[A block of data]
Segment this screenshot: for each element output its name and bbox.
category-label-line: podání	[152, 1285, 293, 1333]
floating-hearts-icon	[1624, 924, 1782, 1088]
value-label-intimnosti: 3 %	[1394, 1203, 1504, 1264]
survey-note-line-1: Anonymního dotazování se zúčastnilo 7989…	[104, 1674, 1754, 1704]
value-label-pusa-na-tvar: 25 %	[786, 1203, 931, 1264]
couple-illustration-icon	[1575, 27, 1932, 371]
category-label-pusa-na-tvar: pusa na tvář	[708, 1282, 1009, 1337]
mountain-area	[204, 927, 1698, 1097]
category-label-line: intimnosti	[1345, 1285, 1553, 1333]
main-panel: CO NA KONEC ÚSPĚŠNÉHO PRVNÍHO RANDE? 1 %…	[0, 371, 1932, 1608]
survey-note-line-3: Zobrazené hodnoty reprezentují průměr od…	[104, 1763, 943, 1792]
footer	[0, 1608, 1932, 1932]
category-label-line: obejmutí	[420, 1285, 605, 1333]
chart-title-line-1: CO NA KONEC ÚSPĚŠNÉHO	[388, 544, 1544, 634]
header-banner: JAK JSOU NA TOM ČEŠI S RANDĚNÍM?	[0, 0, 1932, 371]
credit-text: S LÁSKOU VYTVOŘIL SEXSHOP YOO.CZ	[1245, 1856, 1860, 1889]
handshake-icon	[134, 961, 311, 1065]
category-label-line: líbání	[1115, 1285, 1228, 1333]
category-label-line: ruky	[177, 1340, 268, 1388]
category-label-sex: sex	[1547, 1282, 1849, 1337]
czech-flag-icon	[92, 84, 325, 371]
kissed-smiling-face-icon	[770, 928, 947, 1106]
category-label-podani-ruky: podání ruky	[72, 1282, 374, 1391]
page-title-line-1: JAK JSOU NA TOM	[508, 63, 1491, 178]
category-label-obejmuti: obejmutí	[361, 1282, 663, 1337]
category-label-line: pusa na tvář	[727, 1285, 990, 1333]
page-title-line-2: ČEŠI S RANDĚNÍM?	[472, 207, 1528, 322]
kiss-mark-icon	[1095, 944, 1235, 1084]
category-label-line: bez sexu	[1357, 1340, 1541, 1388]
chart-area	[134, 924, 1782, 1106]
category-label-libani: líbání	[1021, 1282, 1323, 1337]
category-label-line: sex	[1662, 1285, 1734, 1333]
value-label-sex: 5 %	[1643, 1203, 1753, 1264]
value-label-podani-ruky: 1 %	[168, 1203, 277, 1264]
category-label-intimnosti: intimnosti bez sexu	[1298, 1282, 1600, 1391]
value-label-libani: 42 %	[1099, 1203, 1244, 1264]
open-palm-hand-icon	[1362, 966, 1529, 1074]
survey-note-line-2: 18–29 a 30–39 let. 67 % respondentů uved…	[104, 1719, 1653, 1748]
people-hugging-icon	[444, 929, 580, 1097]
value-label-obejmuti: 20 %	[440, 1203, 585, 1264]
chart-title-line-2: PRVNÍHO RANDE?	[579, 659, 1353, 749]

_Stated goal_: Rewrite the rows above as a numbered list, dropping any blank lines.

_Output of the exercise_:
1. Segment this screenshot: for each element output its name and bbox.
2. category-label-line: podání	[152, 1285, 293, 1333]
3. floating-hearts-icon	[1624, 924, 1782, 1088]
4. value-label-intimnosti: 3 %	[1394, 1203, 1504, 1264]
5. survey-note-line-1: Anonymního dotazování se zúčastnilo 7989…	[104, 1674, 1754, 1704]
6. value-label-pusa-na-tvar: 25 %	[786, 1203, 931, 1264]
7. couple-illustration-icon	[1575, 27, 1932, 371]
8. category-label-pusa-na-tvar: pusa na tvář	[708, 1282, 1009, 1337]
9. mountain-area	[204, 927, 1698, 1097]
10. category-label-line: intimnosti	[1345, 1285, 1553, 1333]
11. main-panel: CO NA KONEC ÚSPĚŠNÉHO PRVNÍHO RANDE? 1 %…	[0, 371, 1932, 1608]
12. survey-note-line-3: Zobrazené hodnoty reprezentují průměr od…	[104, 1763, 943, 1792]
13. footer	[0, 1608, 1932, 1932]
14. category-label-line: obejmutí	[420, 1285, 605, 1333]
15. chart-title-line-1: CO NA KONEC ÚSPĚŠNÉHO	[388, 544, 1544, 634]
16. header-banner: JAK JSOU NA TOM ČEŠI S RANDĚNÍM?	[0, 0, 1932, 371]
17. credit-text: S LÁSKOU VYTVOŘIL SEXSHOP YOO.CZ	[1245, 1856, 1860, 1889]
18. handshake-icon	[134, 961, 311, 1065]
19. category-label-line: líbání	[1115, 1285, 1228, 1333]
20. category-label-line: ruky	[177, 1340, 268, 1388]
21. category-label-sex: sex	[1547, 1282, 1849, 1337]
22. czech-flag-icon	[92, 84, 325, 371]
23. kissed-smiling-face-icon	[770, 928, 947, 1106]
24. category-label-podani-ruky: podání ruky	[72, 1282, 374, 1391]
25. page-title-line-1: JAK JSOU NA TOM	[508, 63, 1491, 178]
26. category-label-obejmuti: obejmutí	[361, 1282, 663, 1337]
27. category-label-line: pusa na tvář	[727, 1285, 990, 1333]
28. page-title-line-2: ČEŠI S RANDĚNÍM?	[472, 207, 1528, 322]
29. kiss-mark-icon	[1095, 944, 1235, 1084]
30. category-label-line: bez sexu	[1357, 1340, 1541, 1388]
31. chart-area	[134, 924, 1782, 1106]
32. category-label-libani: líbání	[1021, 1282, 1323, 1337]
33. category-label-line: sex	[1662, 1285, 1734, 1333]
34. value-label-sex: 5 %	[1643, 1203, 1753, 1264]
35. value-label-podani-ruky: 1 %	[168, 1203, 277, 1264]
36. category-label-intimnosti: intimnosti bez sexu	[1298, 1282, 1600, 1391]
37. value-label-libani: 42 %	[1099, 1203, 1244, 1264]
38. open-palm-hand-icon	[1362, 966, 1529, 1074]
39. survey-note-line-2: 18–29 a 30–39 let. 67 % respondentů uved…	[104, 1719, 1653, 1748]
40. people-hugging-icon	[444, 929, 580, 1097]
41. value-label-obejmuti: 20 %	[440, 1203, 585, 1264]
42. chart-title-line-2: PRVNÍHO RANDE?	[579, 659, 1353, 749]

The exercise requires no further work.